_BRIEF_:
Each line below should be retyped exactly, with no pictures.

(Raw records)
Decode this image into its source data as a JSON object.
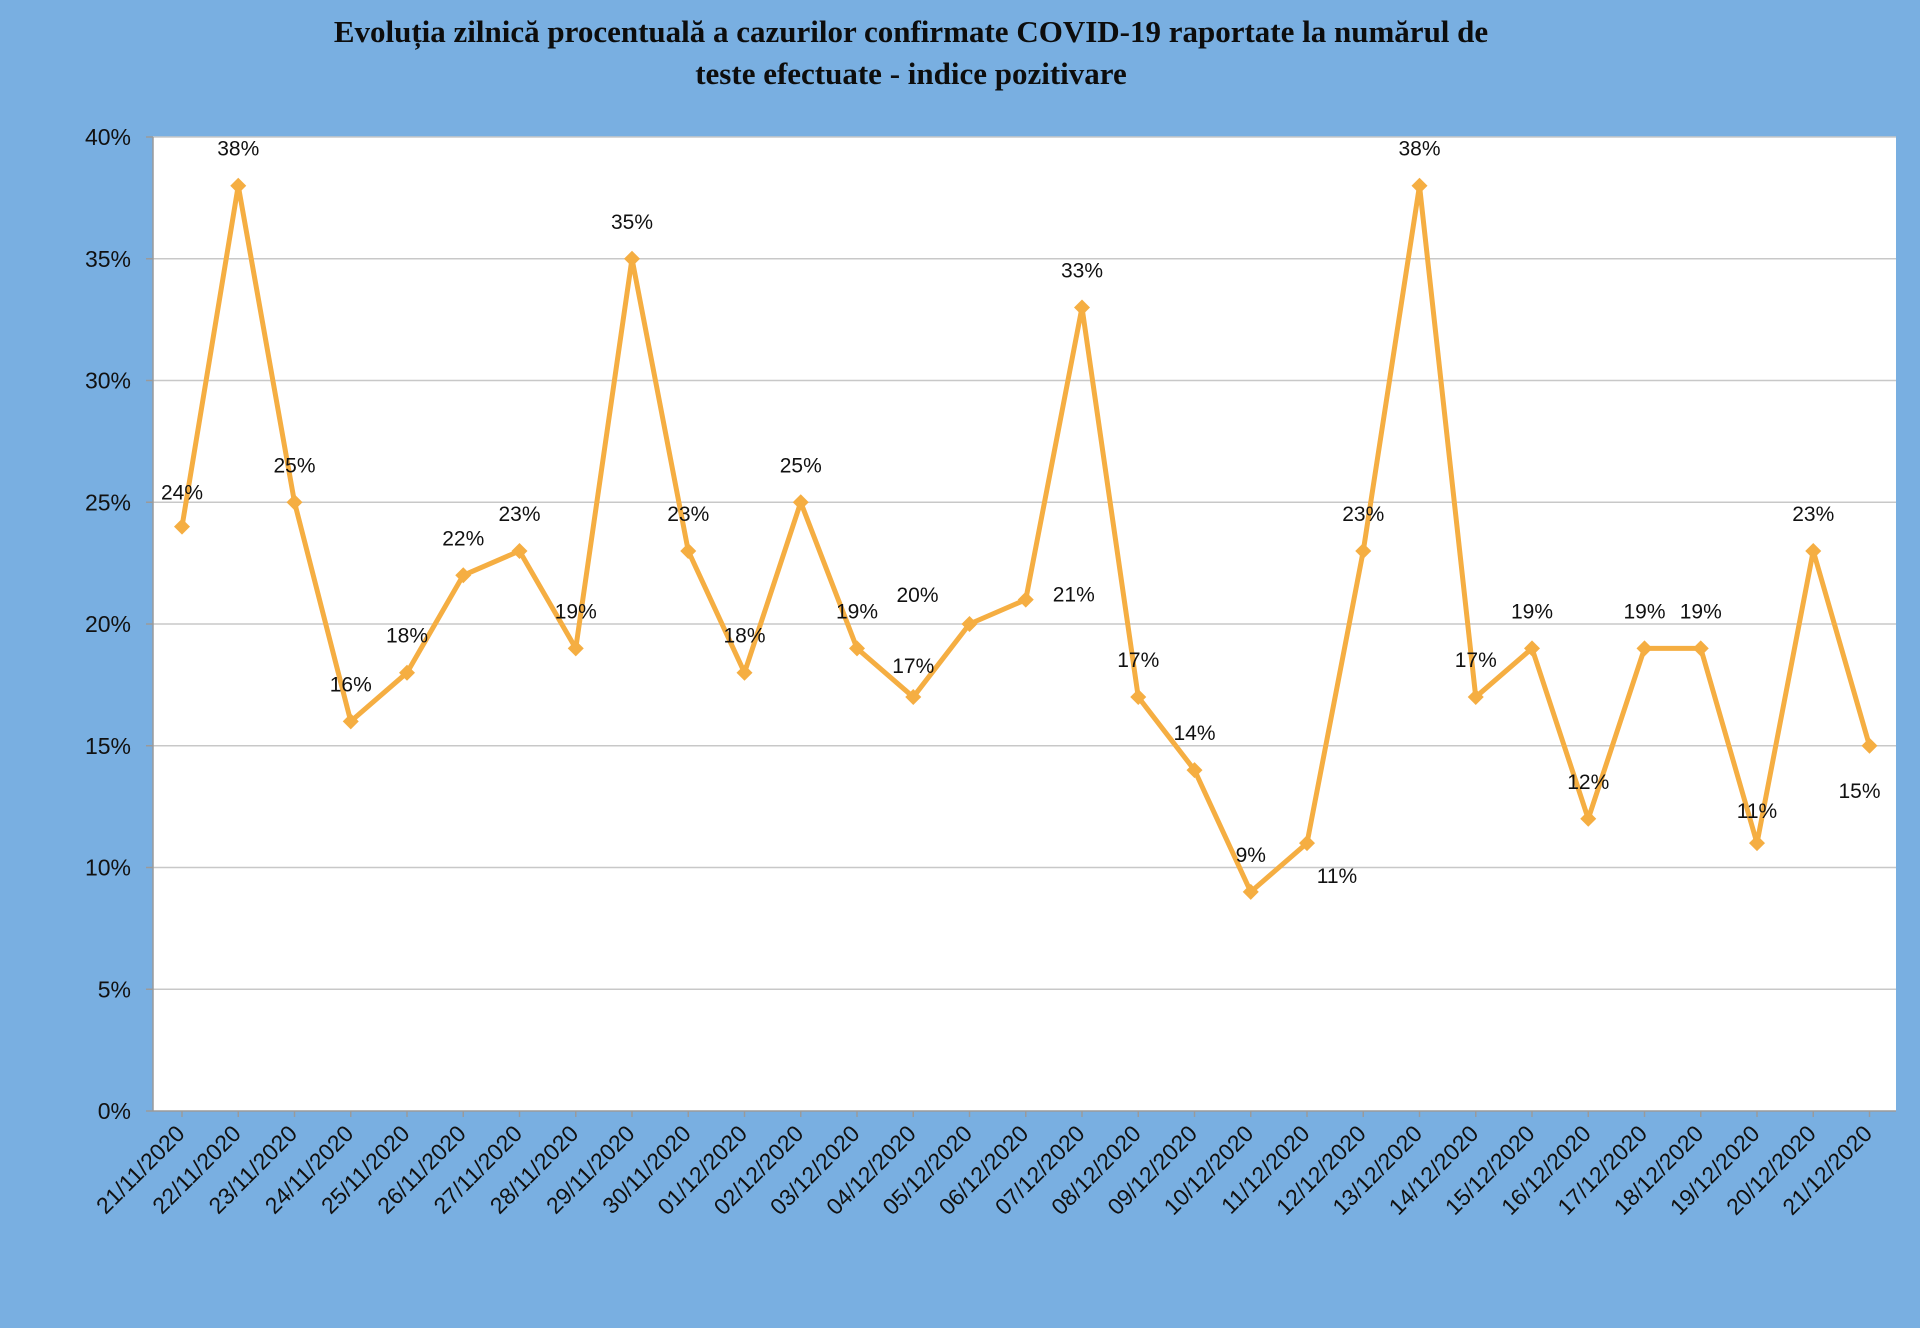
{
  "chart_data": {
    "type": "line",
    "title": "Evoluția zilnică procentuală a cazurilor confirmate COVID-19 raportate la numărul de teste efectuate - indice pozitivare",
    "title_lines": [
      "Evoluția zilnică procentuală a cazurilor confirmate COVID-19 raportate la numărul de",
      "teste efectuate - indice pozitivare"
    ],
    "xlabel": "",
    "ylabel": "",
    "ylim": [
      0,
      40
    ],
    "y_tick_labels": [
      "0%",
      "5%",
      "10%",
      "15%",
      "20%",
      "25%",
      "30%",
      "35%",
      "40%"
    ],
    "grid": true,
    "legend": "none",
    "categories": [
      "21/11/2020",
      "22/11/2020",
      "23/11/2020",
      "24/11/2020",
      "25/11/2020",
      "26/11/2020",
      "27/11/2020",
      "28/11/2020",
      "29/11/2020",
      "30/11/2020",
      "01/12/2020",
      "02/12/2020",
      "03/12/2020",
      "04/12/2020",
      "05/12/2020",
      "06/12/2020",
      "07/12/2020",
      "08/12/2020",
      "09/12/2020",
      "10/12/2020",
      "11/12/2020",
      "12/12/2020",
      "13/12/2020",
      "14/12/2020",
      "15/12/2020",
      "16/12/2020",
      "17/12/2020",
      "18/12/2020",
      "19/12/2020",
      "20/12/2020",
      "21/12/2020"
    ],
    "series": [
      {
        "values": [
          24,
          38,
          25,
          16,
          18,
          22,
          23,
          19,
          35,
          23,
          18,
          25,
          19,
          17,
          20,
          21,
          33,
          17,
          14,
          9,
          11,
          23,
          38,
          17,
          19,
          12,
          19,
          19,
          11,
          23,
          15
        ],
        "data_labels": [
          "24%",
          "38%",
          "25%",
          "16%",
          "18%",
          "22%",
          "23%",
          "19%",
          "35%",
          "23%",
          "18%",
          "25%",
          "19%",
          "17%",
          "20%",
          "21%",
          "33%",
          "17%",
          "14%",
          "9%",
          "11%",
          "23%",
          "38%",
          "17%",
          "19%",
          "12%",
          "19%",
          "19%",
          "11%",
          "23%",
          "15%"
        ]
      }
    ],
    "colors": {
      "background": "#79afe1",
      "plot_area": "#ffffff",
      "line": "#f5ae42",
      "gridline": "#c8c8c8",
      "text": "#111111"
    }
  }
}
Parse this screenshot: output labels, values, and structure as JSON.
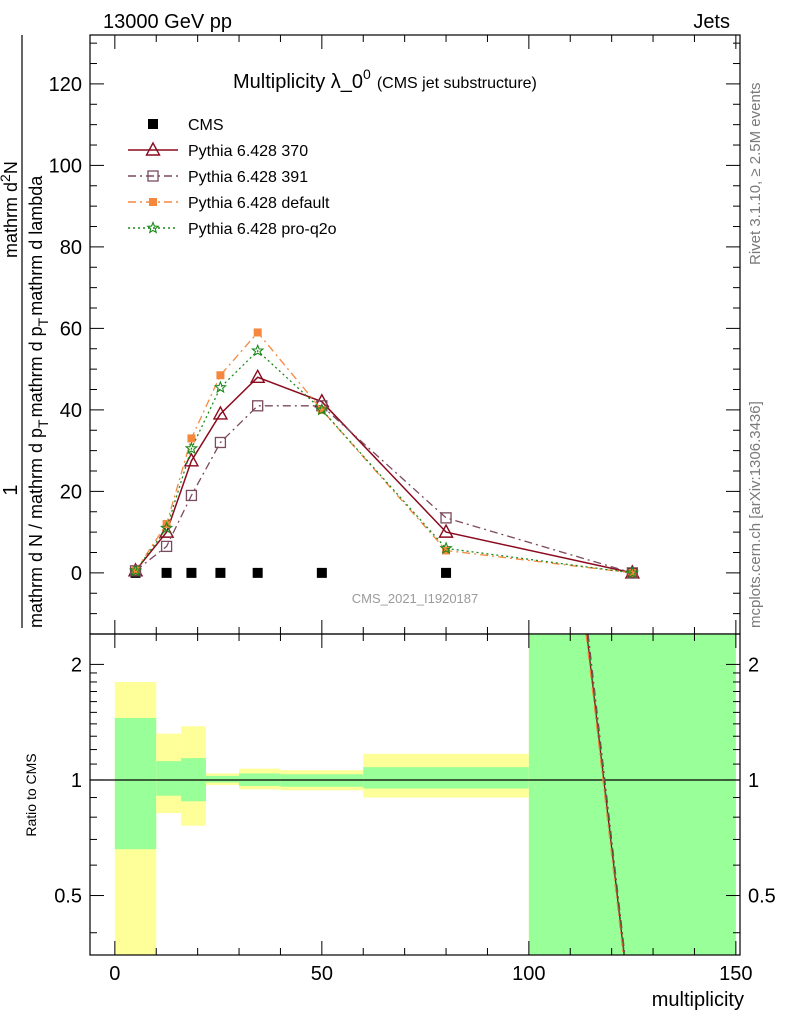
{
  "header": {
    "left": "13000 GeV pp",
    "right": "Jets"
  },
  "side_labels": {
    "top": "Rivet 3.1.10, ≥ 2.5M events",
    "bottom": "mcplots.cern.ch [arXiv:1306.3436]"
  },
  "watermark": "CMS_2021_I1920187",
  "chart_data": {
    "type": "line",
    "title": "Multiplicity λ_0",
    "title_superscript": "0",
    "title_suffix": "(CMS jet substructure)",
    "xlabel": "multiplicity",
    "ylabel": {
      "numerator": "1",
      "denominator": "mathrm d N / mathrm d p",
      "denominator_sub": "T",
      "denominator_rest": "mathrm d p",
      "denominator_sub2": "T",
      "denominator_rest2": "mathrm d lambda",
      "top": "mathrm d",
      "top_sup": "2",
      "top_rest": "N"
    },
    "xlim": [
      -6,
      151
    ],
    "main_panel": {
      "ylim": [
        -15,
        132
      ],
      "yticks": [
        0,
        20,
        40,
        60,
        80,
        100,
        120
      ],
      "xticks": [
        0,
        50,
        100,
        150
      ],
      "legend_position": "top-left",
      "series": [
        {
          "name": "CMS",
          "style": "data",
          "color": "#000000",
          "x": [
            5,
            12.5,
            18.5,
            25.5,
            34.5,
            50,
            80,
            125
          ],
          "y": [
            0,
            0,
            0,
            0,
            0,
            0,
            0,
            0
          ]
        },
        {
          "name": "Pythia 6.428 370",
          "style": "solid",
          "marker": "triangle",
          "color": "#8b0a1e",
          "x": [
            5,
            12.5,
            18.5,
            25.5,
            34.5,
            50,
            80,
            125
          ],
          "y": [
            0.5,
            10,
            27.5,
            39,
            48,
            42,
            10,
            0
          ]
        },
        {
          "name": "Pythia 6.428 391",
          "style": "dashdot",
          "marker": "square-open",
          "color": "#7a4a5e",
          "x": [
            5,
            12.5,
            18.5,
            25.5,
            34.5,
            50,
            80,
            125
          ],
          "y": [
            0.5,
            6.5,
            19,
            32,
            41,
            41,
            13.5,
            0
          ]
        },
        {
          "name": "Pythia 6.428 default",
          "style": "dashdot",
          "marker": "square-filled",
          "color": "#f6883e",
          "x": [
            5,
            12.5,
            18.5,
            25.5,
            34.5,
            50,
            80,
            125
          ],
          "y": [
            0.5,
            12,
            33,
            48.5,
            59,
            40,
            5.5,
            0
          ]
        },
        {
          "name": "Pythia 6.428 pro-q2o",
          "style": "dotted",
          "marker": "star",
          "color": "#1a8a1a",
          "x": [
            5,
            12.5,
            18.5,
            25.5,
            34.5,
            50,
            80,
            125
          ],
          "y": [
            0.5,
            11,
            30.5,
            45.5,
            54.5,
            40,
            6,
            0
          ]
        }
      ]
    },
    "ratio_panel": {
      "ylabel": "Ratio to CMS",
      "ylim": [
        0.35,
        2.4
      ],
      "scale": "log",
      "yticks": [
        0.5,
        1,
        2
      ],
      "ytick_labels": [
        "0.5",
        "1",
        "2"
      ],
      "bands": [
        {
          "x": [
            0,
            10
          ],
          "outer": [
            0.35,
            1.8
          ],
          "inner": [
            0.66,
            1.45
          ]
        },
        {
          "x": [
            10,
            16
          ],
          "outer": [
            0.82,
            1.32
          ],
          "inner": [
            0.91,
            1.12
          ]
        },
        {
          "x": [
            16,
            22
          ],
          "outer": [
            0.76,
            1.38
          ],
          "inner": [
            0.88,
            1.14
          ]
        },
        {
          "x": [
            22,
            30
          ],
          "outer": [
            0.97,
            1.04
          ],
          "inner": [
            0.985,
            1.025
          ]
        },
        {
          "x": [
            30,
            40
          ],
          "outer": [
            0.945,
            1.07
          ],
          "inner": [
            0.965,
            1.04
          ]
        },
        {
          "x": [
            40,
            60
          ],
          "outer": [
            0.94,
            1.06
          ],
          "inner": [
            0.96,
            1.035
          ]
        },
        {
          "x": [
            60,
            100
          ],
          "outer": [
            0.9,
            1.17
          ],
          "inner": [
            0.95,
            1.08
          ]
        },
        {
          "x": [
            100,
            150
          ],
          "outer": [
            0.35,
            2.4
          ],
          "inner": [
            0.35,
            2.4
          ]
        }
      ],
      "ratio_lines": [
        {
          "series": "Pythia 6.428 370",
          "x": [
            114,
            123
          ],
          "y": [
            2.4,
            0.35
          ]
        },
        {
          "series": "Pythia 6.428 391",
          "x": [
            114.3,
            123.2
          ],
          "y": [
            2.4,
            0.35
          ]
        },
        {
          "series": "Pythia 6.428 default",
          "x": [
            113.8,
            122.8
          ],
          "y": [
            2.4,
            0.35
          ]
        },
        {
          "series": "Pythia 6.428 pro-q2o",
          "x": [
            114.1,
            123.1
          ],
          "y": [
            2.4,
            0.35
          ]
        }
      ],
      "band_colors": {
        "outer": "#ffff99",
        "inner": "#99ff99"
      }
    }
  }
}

_CORRECT RESPONSE_:
Decode this image into its source data as a JSON object.
{
  "chart_data": {
    "type": "line",
    "title": "Evoluția zilnică procentuală a cazurilor confirmate COVID-19 raportate la numărul de teste efectuate - indice pozitivare",
    "title_lines": [
      "Evoluția zilnică procentuală a cazurilor confirmate COVID-19 raportate la numărul de",
      "teste efectuate - indice pozitivare"
    ],
    "xlabel": "",
    "ylabel": "",
    "ylim": [
      0,
      40
    ],
    "y_tick_labels": [
      "0%",
      "5%",
      "10%",
      "15%",
      "20%",
      "25%",
      "30%",
      "35%",
      "40%"
    ],
    "grid": true,
    "legend": "none",
    "categories": [
      "21/11/2020",
      "22/11/2020",
      "23/11/2020",
      "24/11/2020",
      "25/11/2020",
      "26/11/2020",
      "27/11/2020",
      "28/11/2020",
      "29/11/2020",
      "30/11/2020",
      "01/12/2020",
      "02/12/2020",
      "03/12/2020",
      "04/12/2020",
      "05/12/2020",
      "06/12/2020",
      "07/12/2020",
      "08/12/2020",
      "09/12/2020",
      "10/12/2020",
      "11/12/2020",
      "12/12/2020",
      "13/12/2020",
      "14/12/2020",
      "15/12/2020",
      "16/12/2020",
      "17/12/2020",
      "18/12/2020",
      "19/12/2020",
      "20/12/2020",
      "21/12/2020"
    ],
    "series": [
      {
        "values": [
          24,
          38,
          25,
          16,
          18,
          22,
          23,
          19,
          35,
          23,
          18,
          25,
          19,
          17,
          20,
          21,
          33,
          17,
          14,
          9,
          11,
          23,
          38,
          17,
          19,
          12,
          19,
          19,
          11,
          23,
          15
        ],
        "data_labels": [
          "24%",
          "38%",
          "25%",
          "16%",
          "18%",
          "22%",
          "23%",
          "19%",
          "35%",
          "23%",
          "18%",
          "25%",
          "19%",
          "17%",
          "20%",
          "21%",
          "33%",
          "17%",
          "14%",
          "9%",
          "11%",
          "23%",
          "38%",
          "17%",
          "19%",
          "12%",
          "19%",
          "19%",
          "11%",
          "23%",
          "15%"
        ]
      }
    ],
    "colors": {
      "background": "#79afe1",
      "plot_area": "#ffffff",
      "line": "#f5ae42",
      "gridline": "#c8c8c8",
      "text": "#111111"
    }
  }
}
Parse this screenshot: output labels, values, and structure as JSON.
{
  "header": {
    "left": "13000 GeV pp",
    "right": "Jets"
  },
  "side_labels": {
    "top": "Rivet 3.1.10, ≥ 2.5M events",
    "bottom": "mcplots.cern.ch [arXiv:1306.3436]"
  },
  "watermark": "CMS_2021_I1920187",
  "chart_data": {
    "type": "line",
    "title": "Multiplicity λ_0",
    "title_superscript": "0",
    "title_suffix": "(CMS jet substructure)",
    "xlabel": "multiplicity",
    "ylabel": {
      "numerator": "1",
      "denominator": "mathrm d N / mathrm d p",
      "denominator_sub": "T",
      "denominator_rest": "mathrm d p",
      "denominator_sub2": "T",
      "denominator_rest2": "mathrm d lambda",
      "top": "mathrm d",
      "top_sup": "2",
      "top_rest": "N"
    },
    "xlim": [
      -6,
      151
    ],
    "main_panel": {
      "ylim": [
        -15,
        132
      ],
      "yticks": [
        0,
        20,
        40,
        60,
        80,
        100,
        120
      ],
      "xticks": [
        0,
        50,
        100,
        150
      ],
      "legend_position": "top-left",
      "series": [
        {
          "name": "CMS",
          "style": "data",
          "color": "#000000",
          "x": [
            5,
            12.5,
            18.5,
            25.5,
            34.5,
            50,
            80,
            125
          ],
          "y": [
            0,
            0,
            0,
            0,
            0,
            0,
            0,
            0
          ]
        },
        {
          "name": "Pythia 6.428 370",
          "style": "solid",
          "marker": "triangle",
          "color": "#8b0a1e",
          "x": [
            5,
            12.5,
            18.5,
            25.5,
            34.5,
            50,
            80,
            125
          ],
          "y": [
            0.5,
            10,
            27.5,
            39,
            48,
            42,
            10,
            0
          ]
        },
        {
          "name": "Pythia 6.428 391",
          "style": "dashdot",
          "marker": "square-open",
          "color": "#7a4a5e",
          "x": [
            5,
            12.5,
            18.5,
            25.5,
            34.5,
            50,
            80,
            125
          ],
          "y": [
            0.5,
            6.5,
            19,
            32,
            41,
            41,
            13.5,
            0
          ]
        },
        {
          "name": "Pythia 6.428 default",
          "style": "dashdot",
          "marker": "square-filled",
          "color": "#f6883e",
          "x": [
            5,
            12.5,
            18.5,
            25.5,
            34.5,
            50,
            80,
            125
          ],
          "y": [
            0.5,
            12,
            33,
            48.5,
            59,
            40,
            5.5,
            0
          ]
        },
        {
          "name": "Pythia 6.428 pro-q2o",
          "style": "dotted",
          "marker": "star",
          "color": "#1a8a1a",
          "x": [
            5,
            12.5,
            18.5,
            25.5,
            34.5,
            50,
            80,
            125
          ],
          "y": [
            0.5,
            11,
            30.5,
            45.5,
            54.5,
            40,
            6,
            0
          ]
        }
      ]
    },
    "ratio_panel": {
      "ylabel": "Ratio to CMS",
      "ylim": [
        0.35,
        2.4
      ],
      "scale": "log",
      "yticks": [
        0.5,
        1,
        2
      ],
      "ytick_labels": [
        "0.5",
        "1",
        "2"
      ],
      "bands": [
        {
          "x": [
            0,
            10
          ],
          "outer": [
            0.35,
            1.8
          ],
          "inner": [
            0.66,
            1.45
          ]
        },
        {
          "x": [
            10,
            16
          ],
          "outer": [
            0.82,
            1.32
          ],
          "inner": [
            0.91,
            1.12
          ]
        },
        {
          "x": [
            16,
            22
          ],
          "outer": [
            0.76,
            1.38
          ],
          "inner": [
            0.88,
            1.14
          ]
        },
        {
          "x": [
            22,
            30
          ],
          "outer": [
            0.97,
            1.04
          ],
          "inner": [
            0.985,
            1.025
          ]
        },
        {
          "x": [
            30,
            40
          ],
          "outer": [
            0.945,
            1.07
          ],
          "inner": [
            0.965,
            1.04
          ]
        },
        {
          "x": [
            40,
            60
          ],
          "outer": [
            0.94,
            1.06
          ],
          "inner": [
            0.96,
            1.035
          ]
        },
        {
          "x": [
            60,
            100
          ],
          "outer": [
            0.9,
            1.17
          ],
          "inner": [
            0.95,
            1.08
          ]
        },
        {
          "x": [
            100,
            150
          ],
          "outer": [
            0.35,
            2.4
          ],
          "inner": [
            0.35,
            2.4
          ]
        }
      ],
      "ratio_lines": [
        {
          "series": "Pythia 6.428 370",
          "x": [
            114,
            123
          ],
          "y": [
            2.4,
            0.35
          ]
        },
        {
          "series": "Pythia 6.428 391",
          "x": [
            114.3,
            123.2
          ],
          "y": [
            2.4,
            0.35
          ]
        },
        {
          "series": "Pythia 6.428 default",
          "x": [
            113.8,
            122.8
          ],
          "y": [
            2.4,
            0.35
          ]
        },
        {
          "series": "Pythia 6.428 pro-q2o",
          "x": [
            114.1,
            123.1
          ],
          "y": [
            2.4,
            0.35
          ]
        }
      ],
      "band_colors": {
        "outer": "#ffff99",
        "inner": "#99ff99"
      }
    }
  }
}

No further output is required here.